__A run of records__:
★ ★ ★ ★ ★ ★ ★
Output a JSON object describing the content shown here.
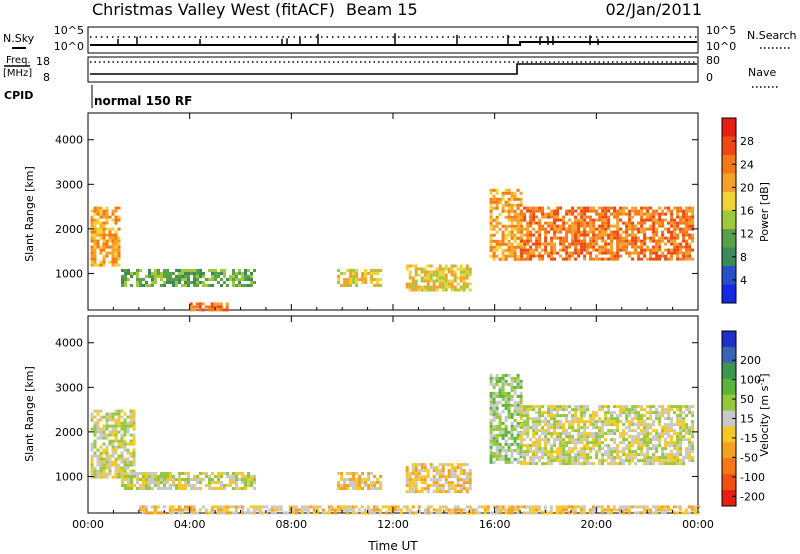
{
  "header": {
    "station": "Christmas Valley West (fitACF)",
    "beam": "Beam 15",
    "date": "02/Jan/2011"
  },
  "top_panels": {
    "nsky_label": "N.Sky",
    "nsearch_label": "N.Search",
    "noise_ticks_left": [
      "10^5",
      "10^0"
    ],
    "noise_ticks_right": [
      "10^5",
      "10^0"
    ],
    "freq_label": "Freq.",
    "freq_unit": "[MHz]",
    "freq_ticks": [
      "18",
      "8"
    ],
    "nave_label": "Nave",
    "nave_ticks": [
      "80",
      "0"
    ],
    "cpid_label": "CPID",
    "cpid_value": "normal 150 RF"
  },
  "colorbars": {
    "power": {
      "label": "Power [dB]",
      "ticks": [
        "4",
        "8",
        "12",
        "16",
        "20",
        "24",
        "28"
      ],
      "colors": [
        "#1428e6",
        "#2a50c8",
        "#3c8a5a",
        "#5aa046",
        "#a0c83c",
        "#f0d232",
        "#f5a028",
        "#f57814",
        "#f04614",
        "#e61e14"
      ]
    },
    "velocity": {
      "label_main": "Velocity [m s",
      "label_sup": "-1",
      "label_end": "]",
      "ticks": [
        "200",
        "100",
        "50",
        "15",
        "-15",
        "-50",
        "-100",
        "-200"
      ],
      "colors": [
        "#1e32c8",
        "#3c64b4",
        "#3c9650",
        "#5ab43c",
        "#96c83c",
        "#c8c8c8",
        "#f5c828",
        "#f5a01e",
        "#f57814",
        "#f05014",
        "#e61e14"
      ]
    }
  },
  "chart_data": [
    {
      "type": "heatmap",
      "title": "Power",
      "xlabel": "Time UT",
      "ylabel": "Slant Range [km]",
      "xlim": [
        0,
        24
      ],
      "ylim": [
        180,
        4600
      ],
      "x_ticks": [
        "00:00",
        "04:00",
        "08:00",
        "12:00",
        "16:00",
        "20:00",
        "00:00"
      ],
      "y_ticks": [
        "1000",
        "2000",
        "3000",
        "4000"
      ],
      "colorbar": "Power [dB]",
      "regions": [
        {
          "t": [
            0.1,
            1.2
          ],
          "r": [
            1200,
            2500
          ],
          "value_db": 20
        },
        {
          "t": [
            1.3,
            6.5
          ],
          "r": [
            700,
            1100
          ],
          "value_db": 10
        },
        {
          "t": [
            9.8,
            11.5
          ],
          "r": [
            700,
            1100
          ],
          "value_db": 18
        },
        {
          "t": [
            12.5,
            15.0
          ],
          "r": [
            650,
            1200
          ],
          "value_db": 16
        },
        {
          "t": [
            15.8,
            17.0
          ],
          "r": [
            1300,
            2900
          ],
          "value_db": 20
        },
        {
          "t": [
            17.0,
            23.8
          ],
          "r": [
            1300,
            2500
          ],
          "value_db": 24
        },
        {
          "t": [
            4.0,
            5.5
          ],
          "r": [
            200,
            350
          ],
          "value_db": 26
        }
      ]
    },
    {
      "type": "heatmap",
      "title": "Velocity",
      "xlabel": "Time UT",
      "ylabel": "Slant Range [km]",
      "xlim": [
        0,
        24
      ],
      "ylim": [
        180,
        4600
      ],
      "x_ticks": [
        "00:00",
        "04:00",
        "08:00",
        "12:00",
        "16:00",
        "20:00",
        "00:00"
      ],
      "y_ticks": [
        "1000",
        "2000",
        "3000",
        "4000"
      ],
      "colorbar": "Velocity [m s-1]",
      "regions": [
        {
          "t": [
            0.1,
            1.8
          ],
          "r": [
            1000,
            2500
          ],
          "value_ms": 0
        },
        {
          "t": [
            1.3,
            6.5
          ],
          "r": [
            700,
            1100
          ],
          "value_ms": 0
        },
        {
          "t": [
            9.8,
            11.5
          ],
          "r": [
            700,
            1100
          ],
          "value_ms": -40
        },
        {
          "t": [
            12.5,
            15.0
          ],
          "r": [
            650,
            1300
          ],
          "value_ms": -40
        },
        {
          "t": [
            15.8,
            17.0
          ],
          "r": [
            1300,
            3300
          ],
          "value_ms": 40
        },
        {
          "t": [
            17.0,
            23.8
          ],
          "r": [
            1300,
            2600
          ],
          "value_ms": 0
        },
        {
          "t": [
            2.0,
            24.0
          ],
          "r": [
            200,
            350
          ],
          "value_ms": -40
        }
      ]
    }
  ]
}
★ ★ ★ ★ ★ ★ ★
__EXERCISE BRIEF__: All of the data needs repeating exactly, but the pictures do not.

__ANSWER IN FULL__:
Output a JSON object describing the content shown here.
{
  "header": {
    "station": "Christmas Valley West (fitACF)",
    "beam": "Beam 15",
    "date": "02/Jan/2011"
  },
  "top_panels": {
    "nsky_label": "N.Sky",
    "nsearch_label": "N.Search",
    "noise_ticks_left": [
      "10^5",
      "10^0"
    ],
    "noise_ticks_right": [
      "10^5",
      "10^0"
    ],
    "freq_label": "Freq.",
    "freq_unit": "[MHz]",
    "freq_ticks": [
      "18",
      "8"
    ],
    "nave_label": "Nave",
    "nave_ticks": [
      "80",
      "0"
    ],
    "cpid_label": "CPID",
    "cpid_value": "normal 150 RF"
  },
  "colorbars": {
    "power": {
      "label": "Power [dB]",
      "ticks": [
        "4",
        "8",
        "12",
        "16",
        "20",
        "24",
        "28"
      ],
      "colors": [
        "#1428e6",
        "#2a50c8",
        "#3c8a5a",
        "#5aa046",
        "#a0c83c",
        "#f0d232",
        "#f5a028",
        "#f57814",
        "#f04614",
        "#e61e14"
      ]
    },
    "velocity": {
      "label_main": "Velocity [m s",
      "label_sup": "-1",
      "label_end": "]",
      "ticks": [
        "200",
        "100",
        "50",
        "15",
        "-15",
        "-50",
        "-100",
        "-200"
      ],
      "colors": [
        "#1e32c8",
        "#3c64b4",
        "#3c9650",
        "#5ab43c",
        "#96c83c",
        "#c8c8c8",
        "#f5c828",
        "#f5a01e",
        "#f57814",
        "#f05014",
        "#e61e14"
      ]
    }
  },
  "chart_data": [
    {
      "type": "heatmap",
      "title": "Power",
      "xlabel": "Time UT",
      "ylabel": "Slant Range [km]",
      "xlim": [
        0,
        24
      ],
      "ylim": [
        180,
        4600
      ],
      "x_ticks": [
        "00:00",
        "04:00",
        "08:00",
        "12:00",
        "16:00",
        "20:00",
        "00:00"
      ],
      "y_ticks": [
        "1000",
        "2000",
        "3000",
        "4000"
      ],
      "colorbar": "Power [dB]",
      "regions": [
        {
          "t": [
            0.1,
            1.2
          ],
          "r": [
            1200,
            2500
          ],
          "value_db": 20
        },
        {
          "t": [
            1.3,
            6.5
          ],
          "r": [
            700,
            1100
          ],
          "value_db": 10
        },
        {
          "t": [
            9.8,
            11.5
          ],
          "r": [
            700,
            1100
          ],
          "value_db": 18
        },
        {
          "t": [
            12.5,
            15.0
          ],
          "r": [
            650,
            1200
          ],
          "value_db": 16
        },
        {
          "t": [
            15.8,
            17.0
          ],
          "r": [
            1300,
            2900
          ],
          "value_db": 20
        },
        {
          "t": [
            17.0,
            23.8
          ],
          "r": [
            1300,
            2500
          ],
          "value_db": 24
        },
        {
          "t": [
            4.0,
            5.5
          ],
          "r": [
            200,
            350
          ],
          "value_db": 26
        }
      ]
    },
    {
      "type": "heatmap",
      "title": "Velocity",
      "xlabel": "Time UT",
      "ylabel": "Slant Range [km]",
      "xlim": [
        0,
        24
      ],
      "ylim": [
        180,
        4600
      ],
      "x_ticks": [
        "00:00",
        "04:00",
        "08:00",
        "12:00",
        "16:00",
        "20:00",
        "00:00"
      ],
      "y_ticks": [
        "1000",
        "2000",
        "3000",
        "4000"
      ],
      "colorbar": "Velocity [m s-1]",
      "regions": [
        {
          "t": [
            0.1,
            1.8
          ],
          "r": [
            1000,
            2500
          ],
          "value_ms": 0
        },
        {
          "t": [
            1.3,
            6.5
          ],
          "r": [
            700,
            1100
          ],
          "value_ms": 0
        },
        {
          "t": [
            9.8,
            11.5
          ],
          "r": [
            700,
            1100
          ],
          "value_ms": -40
        },
        {
          "t": [
            12.5,
            15.0
          ],
          "r": [
            650,
            1300
          ],
          "value_ms": -40
        },
        {
          "t": [
            15.8,
            17.0
          ],
          "r": [
            1300,
            3300
          ],
          "value_ms": 40
        },
        {
          "t": [
            17.0,
            23.8
          ],
          "r": [
            1300,
            2600
          ],
          "value_ms": 0
        },
        {
          "t": [
            2.0,
            24.0
          ],
          "r": [
            200,
            350
          ],
          "value_ms": -40
        }
      ]
    }
  ]
}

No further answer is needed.